--- begin Entries ---
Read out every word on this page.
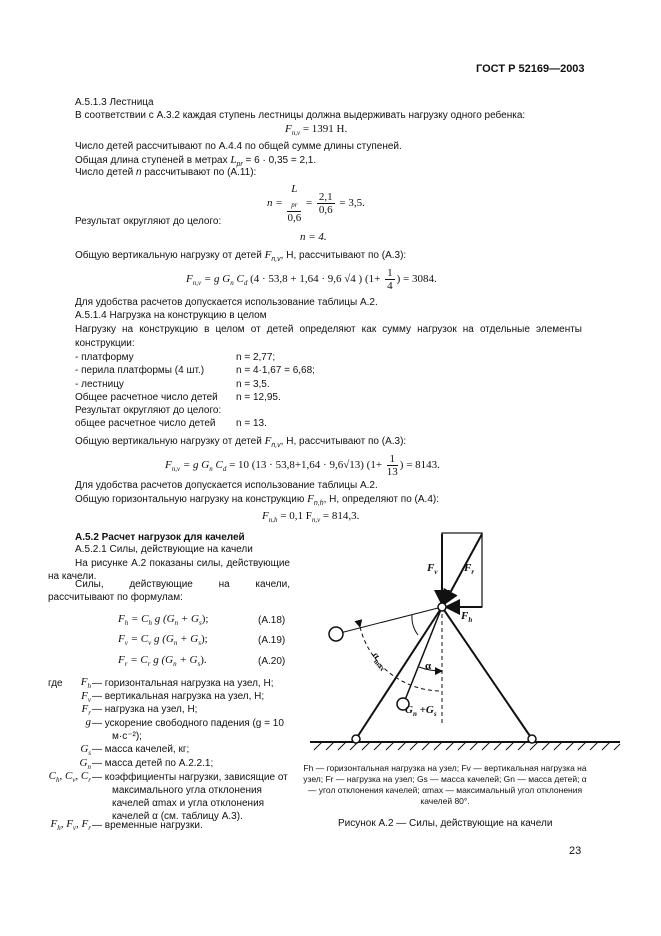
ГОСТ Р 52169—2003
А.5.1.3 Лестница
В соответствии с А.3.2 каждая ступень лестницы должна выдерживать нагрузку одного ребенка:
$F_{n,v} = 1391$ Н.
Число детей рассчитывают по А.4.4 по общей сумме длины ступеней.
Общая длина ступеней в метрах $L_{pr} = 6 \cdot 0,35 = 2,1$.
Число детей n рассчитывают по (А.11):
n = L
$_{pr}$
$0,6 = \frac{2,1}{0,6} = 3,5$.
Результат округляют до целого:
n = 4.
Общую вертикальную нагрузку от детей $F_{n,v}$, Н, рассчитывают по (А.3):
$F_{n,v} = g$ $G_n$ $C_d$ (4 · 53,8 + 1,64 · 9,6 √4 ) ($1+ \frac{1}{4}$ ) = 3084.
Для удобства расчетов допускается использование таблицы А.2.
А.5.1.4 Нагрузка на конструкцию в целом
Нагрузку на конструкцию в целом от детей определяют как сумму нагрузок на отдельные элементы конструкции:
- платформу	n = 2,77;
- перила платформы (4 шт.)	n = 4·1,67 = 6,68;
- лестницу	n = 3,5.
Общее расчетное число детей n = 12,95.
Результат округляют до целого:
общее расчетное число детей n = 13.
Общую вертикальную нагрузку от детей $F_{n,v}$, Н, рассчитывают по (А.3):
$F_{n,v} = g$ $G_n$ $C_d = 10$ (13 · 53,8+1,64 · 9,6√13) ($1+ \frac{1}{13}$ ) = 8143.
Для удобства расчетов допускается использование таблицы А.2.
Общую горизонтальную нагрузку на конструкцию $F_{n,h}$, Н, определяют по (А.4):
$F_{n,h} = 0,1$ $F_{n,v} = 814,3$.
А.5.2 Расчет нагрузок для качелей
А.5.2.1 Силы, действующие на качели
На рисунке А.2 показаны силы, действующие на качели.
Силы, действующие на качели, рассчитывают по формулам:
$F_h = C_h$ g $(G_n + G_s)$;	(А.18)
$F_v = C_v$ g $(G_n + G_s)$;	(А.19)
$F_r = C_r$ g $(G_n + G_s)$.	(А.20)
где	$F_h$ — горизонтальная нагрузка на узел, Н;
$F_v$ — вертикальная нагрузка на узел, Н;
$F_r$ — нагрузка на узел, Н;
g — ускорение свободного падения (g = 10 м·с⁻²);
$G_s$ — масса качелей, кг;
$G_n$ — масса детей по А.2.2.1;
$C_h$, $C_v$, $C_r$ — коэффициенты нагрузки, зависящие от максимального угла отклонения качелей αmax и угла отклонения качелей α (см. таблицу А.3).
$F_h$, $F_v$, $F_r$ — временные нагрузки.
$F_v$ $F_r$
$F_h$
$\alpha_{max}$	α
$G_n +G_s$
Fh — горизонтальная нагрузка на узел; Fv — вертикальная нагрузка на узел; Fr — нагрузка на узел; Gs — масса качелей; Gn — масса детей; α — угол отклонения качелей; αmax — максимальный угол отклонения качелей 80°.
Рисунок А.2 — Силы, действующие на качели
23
--- end Entries ---
- _Written problem_:
Make an exact copy of the data, leaving its pictures out.

- _Reply to the task_:
Read out every word on this page.
ГОСТ Р 52169—2003
А.5.1.3 Лестница
В соответствии с А.3.2 каждая ступень лестницы должна выдерживать нагрузку одного ребенка:
$F_{n,v} = 1391$ Н.
Число детей рассчитывают по А.4.4 по общей сумме длины ступеней.
Общая длина ступеней в метрах $L_{pr} = 6 \cdot 0,35 = 2,1$.
Число детей n рассчитывают по (А.11):
n = L
$_{pr}$
$0,6 = \frac{2,1}{0,6} = 3,5$.
Результат округляют до целого:
n = 4.
Общую вертикальную нагрузку от детей $F_{n,v}$, Н, рассчитывают по (А.3):
$F_{n,v} = g$ $G_n$ $C_d$ (4 · 53,8 + 1,64 · 9,6 √4 ) ($1+ \frac{1}{4}$ ) = 3084.
Для удобства расчетов допускается использование таблицы А.2.
А.5.1.4 Нагрузка на конструкцию в целом
Нагрузку на конструкцию в целом от детей определяют как сумму нагрузок на отдельные элементы конструкции:
- платформу	n = 2,77;
- перила платформы (4 шт.)	n = 4·1,67 = 6,68;
- лестницу	n = 3,5.
Общее расчетное число детей n = 12,95.
Результат округляют до целого:
общее расчетное число детей n = 13.
Общую вертикальную нагрузку от детей $F_{n,v}$, Н, рассчитывают по (А.3):
$F_{n,v} = g$ $G_n$ $C_d = 10$ (13 · 53,8+1,64 · 9,6√13) ($1+ \frac{1}{13}$ ) = 8143.
Для удобства расчетов допускается использование таблицы А.2.
Общую горизонтальную нагрузку на конструкцию $F_{n,h}$, Н, определяют по (А.4):
$F_{n,h} = 0,1$ $F_{n,v} = 814,3$.
А.5.2 Расчет нагрузок для качелей
А.5.2.1 Силы, действующие на качели
На рисунке А.2 показаны силы, действующие на качели.
Силы, действующие на качели, рассчитывают по формулам:
$F_h = C_h$ g $(G_n + G_s)$;	(А.18)
$F_v = C_v$ g $(G_n + G_s)$;	(А.19)
$F_r = C_r$ g $(G_n + G_s)$.	(А.20)
где	$F_h$ — горизонтальная нагрузка на узел, Н;
$F_v$ — вертикальная нагрузка на узел, Н;
$F_r$ — нагрузка на узел, Н;
g — ускорение свободного падения (g = 10 м·с⁻²);
$G_s$ — масса качелей, кг;
$G_n$ — масса детей по А.2.2.1;
$C_h$, $C_v$, $C_r$ — коэффициенты нагрузки, зависящие от максимального угла отклонения качелей αmax и угла отклонения качелей α (см. таблицу А.3).
$F_h$, $F_v$, $F_r$ — временные нагрузки.
$F_v$ $F_r$
$F_h$
$\alpha_{max}$	α
$G_n +G_s$
Fh — горизонтальная нагрузка на узел; Fv — вертикальная нагрузка на узел; Fr — нагрузка на узел; Gs — масса качелей; Gn — масса детей; α — угол отклонения качелей; αmax — максимальный угол отклонения качелей 80°.
Рисунок А.2 — Силы, действующие на качели
23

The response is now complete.